- Job -
Recast every item below as a numbered list, leaving out blank lines and any pictures.

- Data supplied -
------------
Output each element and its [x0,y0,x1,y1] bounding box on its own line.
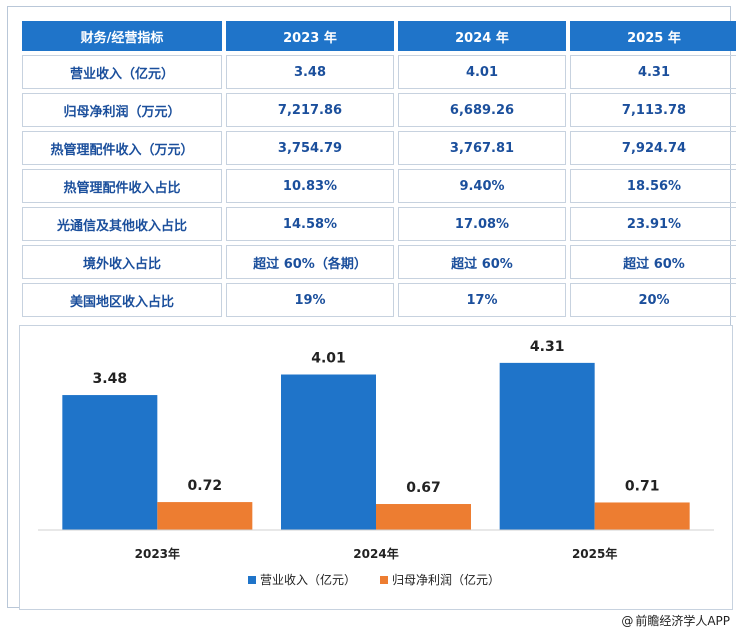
table-row: 归母净利润（万元） 7,217.86 6,689.26 7,113.78 [22,93,736,127]
report-frame: 财务/经营指标 2023 年 2024 年 2025 年 营业收入（亿元） 3.… [7,6,736,610]
cell-2023: 7,217.86 [226,93,394,127]
row-label: 归母净利润（万元） [22,93,222,127]
row-label: 美国地区收入占比 [22,283,222,317]
legend-swatch-revenue [248,576,256,584]
table-row: 境外收入占比 超过 60%（各期） 超过 60% 超过 60% [22,245,736,279]
cell-2023: 3,754.79 [226,131,394,165]
header-2025: 2025 年 [570,21,736,51]
metrics-table: 财务/经营指标 2023 年 2024 年 2025 年 营业收入（亿元） 3.… [18,17,736,321]
bar-chart: 3.48 0.72 2023年 4.01 0.67 2024年 4.31 0.71 2025年营… [38,339,714,587]
header-metric: 财务/经营指标 [22,21,222,51]
cell-2023: 超过 60%（各期） [226,245,394,279]
table-row: 美国地区收入占比 19% 17% 20% [22,283,736,317]
bar-profit [157,502,253,530]
data-label: 0.71 [625,478,660,494]
cell-2025: 20% [570,283,736,317]
cell-2023: 19% [226,283,394,317]
cell-2023: 10.83% [226,169,394,203]
cell-2024: 3,767.81 [398,131,566,165]
table-row: 营业收入（亿元） 3.48 4.01 4.31 [22,55,736,89]
cell-2023: 14.58% [226,207,394,241]
bar-revenue [499,362,595,530]
bar-revenue [62,395,158,530]
bar-profit [594,502,690,530]
table-header-row: 财务/经营指标 2023 年 2024 年 2025 年 [22,21,736,51]
data-label: 0.72 [188,478,223,494]
cell-2025: 7,924.74 [570,131,736,165]
row-label: 热管理配件收入占比 [22,169,222,203]
row-label: 热管理配件收入（万元） [22,131,222,165]
row-label: 境外收入占比 [22,245,222,279]
cell-2024: 超过 60% [398,245,566,279]
bar-revenue [281,374,376,530]
table-row: 光通信及其他收入占比 14.58% 17.08% 23.91% [22,207,736,241]
cell-2024: 4.01 [398,55,566,89]
source-credit: @ 前瞻经济学人APP [621,612,730,629]
cell-2025: 23.91% [570,207,736,241]
legend-label: 归母净利润（亿元） [392,572,500,587]
cell-2025: 18.56% [570,169,736,203]
cell-2024: 17% [398,283,566,317]
bar-chart-panel: 3.48 0.72 2023年 4.01 0.67 2024年 4.31 0.71 2025年营… [19,325,733,610]
data-label: 3.48 [93,371,128,387]
cell-2023: 3.48 [226,55,394,89]
x-tick-label: 2023年 [135,546,180,561]
at-sign: @ [621,614,634,628]
cell-2025: 7,113.78 [570,93,736,127]
row-label: 营业收入（亿元） [22,55,222,89]
header-2024: 2024 年 [398,21,566,51]
x-tick-label: 2025年 [572,546,617,561]
header-2023: 2023 年 [226,21,394,51]
source-text: 前瞻经济学人APP [635,614,730,628]
row-label: 光通信及其他收入占比 [22,207,222,241]
cell-2025: 4.31 [570,55,736,89]
legend-swatch-profit [380,576,388,584]
table-row: 热管理配件收入占比 10.83% 9.40% 18.56% [22,169,736,203]
legend-label: 营业收入（亿元） [260,572,356,587]
x-tick-label: 2024年 [353,546,398,561]
data-label: 4.01 [311,351,346,367]
cell-2025: 超过 60% [570,245,736,279]
data-label: 0.67 [406,480,441,496]
data-label: 4.31 [530,339,565,355]
cell-2024: 9.40% [398,169,566,203]
cell-2024: 6,689.26 [398,93,566,127]
cell-2024: 17.08% [398,207,566,241]
bar-profit [376,504,471,530]
table-row: 热管理配件收入（万元） 3,754.79 3,767.81 7,924.74 [22,131,736,165]
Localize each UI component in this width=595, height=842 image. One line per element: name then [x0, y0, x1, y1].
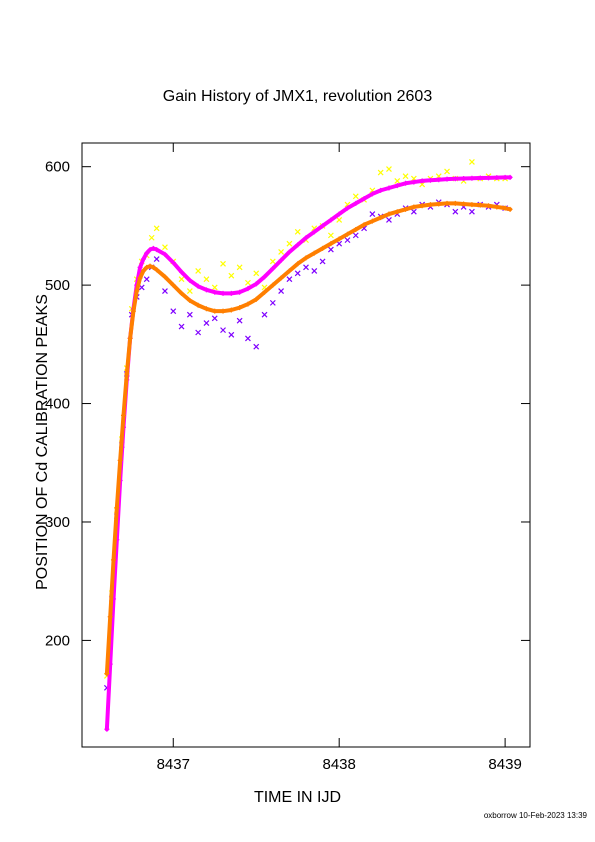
data-point	[228, 272, 235, 279]
y-axis-label: POSITION OF Cd CALIBRATION PEAKS	[34, 294, 51, 590]
series-1	[103, 199, 509, 691]
data-point	[245, 335, 251, 342]
data-point	[178, 276, 185, 283]
data-point	[327, 246, 334, 253]
data-point	[336, 217, 343, 223]
data-point	[245, 279, 251, 286]
data-point	[311, 267, 318, 274]
data-point	[369, 211, 376, 217]
data-point	[220, 327, 226, 334]
data-point	[352, 232, 359, 239]
data-point	[303, 264, 309, 271]
x-tick-label: 8438	[322, 756, 355, 773]
data-point	[261, 311, 268, 318]
y-tick-label: 500	[45, 277, 70, 294]
data-point	[143, 276, 150, 283]
series-trace	[104, 201, 513, 676]
data-point	[269, 299, 276, 306]
chart-title: Gain History of JMX1, revolution 2603	[162, 88, 433, 105]
data-point	[352, 193, 359, 200]
data-point	[386, 166, 392, 172]
data-point	[236, 317, 243, 324]
x-axis-label: TIME IN IJD	[253, 789, 342, 806]
data-point	[327, 232, 334, 239]
data-point	[319, 258, 326, 265]
series-trace	[104, 175, 513, 732]
data-point	[186, 311, 193, 318]
data-point	[220, 260, 226, 267]
data-point	[253, 270, 260, 277]
data-point	[377, 169, 384, 176]
data-point	[394, 177, 401, 184]
data-point	[162, 244, 168, 251]
series-3	[104, 200, 513, 677]
data-point	[269, 258, 276, 265]
x-tick-label: 8439	[488, 756, 521, 773]
x-axis-ticks: 8437 8438 8439	[157, 143, 522, 773]
y-tick-label: 300	[45, 514, 70, 531]
data-point	[170, 308, 177, 315]
y-axis-ticks: 200 300 400 500 600	[45, 159, 530, 649]
y-tick-label: 400	[45, 396, 70, 413]
data-point	[228, 331, 235, 338]
data-point	[402, 173, 409, 180]
data-point	[344, 237, 351, 244]
data-point	[203, 320, 210, 326]
data-point	[444, 168, 450, 175]
data-point	[195, 329, 202, 336]
data-point	[386, 217, 392, 223]
data-point	[211, 284, 218, 291]
data-point	[162, 288, 168, 294]
data-point	[294, 228, 301, 235]
data-point	[253, 343, 260, 350]
footer-stamp: oxborrow 10-Feb-2023 13:39	[483, 811, 587, 820]
data-point	[148, 234, 155, 241]
y-tick-label: 600	[45, 159, 70, 176]
data-point	[278, 288, 285, 294]
data-point	[278, 249, 285, 255]
data-point	[452, 208, 459, 215]
data-point	[469, 208, 475, 215]
data-point	[178, 323, 185, 330]
data-point	[211, 315, 218, 322]
data-point	[236, 264, 243, 271]
data-point	[186, 288, 193, 294]
data-point	[153, 256, 160, 262]
data-point	[410, 208, 417, 215]
data-point	[195, 267, 202, 274]
y-tick-label: 200	[45, 632, 70, 649]
series-2	[104, 174, 513, 732]
x-tick-label: 8437	[157, 756, 190, 773]
data-point	[153, 225, 160, 232]
data-point	[286, 276, 293, 283]
plot-frame	[81, 142, 531, 748]
data-point	[203, 276, 210, 283]
data-point	[294, 270, 301, 277]
data-point	[469, 159, 475, 165]
series-layer	[103, 159, 513, 732]
data-point	[286, 240, 293, 247]
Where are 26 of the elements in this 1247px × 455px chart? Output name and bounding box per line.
------------
- Response for this exercise -
1. Output each element and its [x0,y0,x1,y1] bounding box on its own line.
2. table-row: 归母净利润（万元） 7,217.86 6,689.26 7,113.78 [22,93,736,127]
3. report-frame: 财务/经营指标 2023 年 2024 年 2025 年 营业收入（亿元） 3.… [7,6,736,610]
4. cell-2023: 7,217.86 [226,93,394,127]
5. row-label: 归母净利润（万元） [22,93,222,127]
6. row-label: 美国地区收入占比 [22,283,222,317]
7. legend-swatch-revenue [248,576,256,584]
8. table-row: 境外收入占比 超过 60%（各期） 超过 60% 超过 60% [22,245,736,279]
9. cell-2023: 3,754.79 [226,131,394,165]
10. header-2025: 2025 年 [570,21,736,51]
11. metrics-table: 财务/经营指标 2023 年 2024 年 2025 年 营业收入（亿元） 3.… [18,17,736,321]
12. bar-chart: 3.48 0.72 2023年 4.01 0.67 2024年 4.31 0.71 2025年营… [38,339,714,587]
13. header-metric: 财务/经营指标 [22,21,222,51]
14. cell-2023: 超过 60%（各期） [226,245,394,279]
15. table-row: 美国地区收入占比 19% 17% 20% [22,283,736,317]
16. bar-profit [157,502,253,530]
17. data-label: 0.71 [625,478,660,494]
18. cell-2025: 20% [570,283,736,317]
19. cell-2023: 19% [226,283,394,317]
20. cell-2023: 10.83% [226,169,394,203]
21. cell-2024: 3,767.81 [398,131,566,165]
22. table-row: 营业收入（亿元） 3.48 4.01 4.31 [22,55,736,89]
23. cell-2023: 14.58% [226,207,394,241]
24. bar-revenue [499,362,595,530]
25. bar-revenue [62,395,158,530]
26. bar-profit [594,502,690,530]
27. table-header-row: 财务/经营指标 2023 年 2024 年 2025 年 [22,21,736,51]
28. data-label: 0.72 [188,478,223,494]
29. cell-2025: 7,924.74 [570,131,736,165]
30. row-label: 热管理配件收入占比 [22,169,222,203]
31. row-label: 热管理配件收入（万元） [22,131,222,165]
32. row-label: 境外收入占比 [22,245,222,279]
33. cell-2024: 超过 60% [398,245,566,279]
34. bar-revenue [281,374,376,530]
35. table-row: 光通信及其他收入占比 14.58% 17.08% 23.91% [22,207,736,241]
36. cell-2024: 4.01 [398,55,566,89]
37. source-credit: @ 前瞻经济学人APP [621,612,730,629]
38. cell-2025: 23.91% [570,207,736,241]
39. legend-label: 归母净利润（亿元） [392,572,500,587]
40. cell-2025: 18.56% [570,169,736,203]
41. cell-2024: 17% [398,283,566,317]
42. bar-chart-panel: 3.48 0.72 2023年 4.01 0.67 2024年 4.31 0.71 2025年营… [19,325,733,610]
43. data-label: 3.48 [93,371,128,387]
44. cell-2023: 3.48 [226,55,394,89]
45. x-tick-label: 2023年 [135,546,180,561]
46. at-sign: @ [621,614,634,628]
47. cell-2025: 7,113.78 [570,93,736,127]
48. row-label: 营业收入（亿元） [22,55,222,89]
49. header-2024: 2024 年 [398,21,566,51]
50. x-tick-label: 2025年 [572,546,617,561]
51. header-2023: 2023 年 [226,21,394,51]
52. source-text: 前瞻经济学人APP [635,614,730,628]
53. row-label: 光通信及其他收入占比 [22,207,222,241]
54. cell-2025: 4.31 [570,55,736,89]
55. legend-swatch-profit [380,576,388,584]
56. table-row: 热管理配件收入占比 10.83% 9.40% 18.56% [22,169,736,203]
57. legend-label: 营业收入（亿元） [260,572,356,587]
58. x-tick-label: 2024年 [353,546,398,561]
59. data-label: 4.01 [311,351,346,367]
60. cell-2025: 超过 60% [570,245,736,279]
61. data-label: 0.67 [406,480,441,496]
62. data-label: 4.31 [530,339,565,355]
63. cell-2024: 9.40% [398,169,566,203]
64. cell-2024: 6,689.26 [398,93,566,127]
65. cell-2024: 17.08% [398,207,566,241]
66. bar-profit [376,504,471,530]
67. table-row: 热管理配件收入（万元） 3,754.79 3,767.81 7,924.74 [22,131,736,165]
68. Localize each UI component in this width=595, height=842 image. One line per element: name then [x0, y0, x1, y1].
69. data-point	[228, 272, 235, 279]
70. y-axis-label: POSITION OF Cd CALIBRATION PEAKS	[34, 294, 51, 590]
71. series-1	[103, 199, 509, 691]
72. data-point	[245, 335, 251, 342]
73. data-point	[178, 276, 185, 283]
74. data-point	[327, 246, 334, 253]
75. data-point	[336, 217, 343, 223]
76. data-point	[245, 279, 251, 286]
77. data-point	[311, 267, 318, 274]
78. data-point	[369, 211, 376, 217]
79. data-point	[220, 327, 226, 334]
80. data-point	[352, 232, 359, 239]
81. data-point	[303, 264, 309, 271]
82. x-tick-label: 8438	[322, 756, 355, 773]
83. data-point	[261, 311, 268, 318]
84. y-tick-label: 500	[45, 277, 70, 294]
85. data-point	[143, 276, 150, 283]
86. series-trace	[104, 201, 513, 676]
87. data-point	[269, 299, 276, 306]
88. chart-title: Gain History of JMX1, revolution 2603	[162, 88, 433, 105]
89. data-point	[352, 193, 359, 200]
90. data-point	[386, 166, 392, 172]
91. data-point	[236, 317, 243, 324]
92. x-axis-label: TIME IN IJD	[253, 789, 342, 806]
93. data-point	[327, 232, 334, 239]
94. data-point	[319, 258, 326, 265]
95. series-trace	[104, 175, 513, 732]
96. data-point	[186, 311, 193, 318]
97. data-point	[220, 260, 226, 267]
98. data-point	[253, 270, 260, 277]
99. data-point	[377, 169, 384, 176]
100. data-point	[394, 177, 401, 184]
101. data-point	[162, 244, 168, 251]
102. series-3	[104, 200, 513, 677]
103. data-point	[269, 258, 276, 265]
104. x-tick-label: 8439	[488, 756, 521, 773]
105. x-axis-ticks: 8437 8438 8439	[157, 143, 522, 773]
106. y-tick-label: 300	[45, 514, 70, 531]
107. data-point	[170, 308, 177, 315]
108. y-axis-ticks: 200 300 400 500 600	[45, 159, 530, 649]
109. y-tick-label: 400	[45, 396, 70, 413]
110. data-point	[228, 331, 235, 338]
111. data-point	[402, 173, 409, 180]
112. data-point	[344, 237, 351, 244]
113. data-point	[203, 320, 210, 326]
114. data-point	[444, 168, 450, 175]
115. data-point	[195, 329, 202, 336]
116. data-point	[386, 217, 392, 223]
117. data-point	[211, 284, 218, 291]
118. data-point	[162, 288, 168, 294]
119. data-point	[294, 228, 301, 235]
120. data-point	[253, 343, 260, 350]
121. footer-stamp: oxborrow 10-Feb-2023 13:39	[483, 811, 587, 820]
122. data-point	[148, 234, 155, 241]
123. y-tick-label: 600	[45, 159, 70, 176]
124. data-point	[278, 288, 285, 294]
125. data-point	[278, 249, 285, 255]
126. data-point	[452, 208, 459, 215]
127. data-point	[469, 208, 475, 215]
128. data-point	[178, 323, 185, 330]
129. data-point	[211, 315, 218, 322]
130. data-point	[236, 264, 243, 271]
131. data-point	[186, 288, 193, 294]
132. data-point	[153, 256, 160, 262]
133. data-point	[410, 208, 417, 215]
134. data-point	[195, 267, 202, 274]
135. y-tick-label: 200	[45, 632, 70, 649]
136. series-2	[104, 174, 513, 732]
137. x-tick-label: 8437	[157, 756, 190, 773]
138. data-point	[153, 225, 160, 232]
139. data-point	[286, 276, 293, 283]
140. plot-frame	[81, 142, 531, 748]
141. data-point	[203, 276, 210, 283]
142. data-point	[294, 270, 301, 277]
143. data-point	[469, 159, 475, 165]
144. series-layer	[103, 159, 513, 732]
145. data-point	[286, 240, 293, 247]
146. Where are 26 of the elements in this 1247px × 455px chart? Output name and bounding box per line.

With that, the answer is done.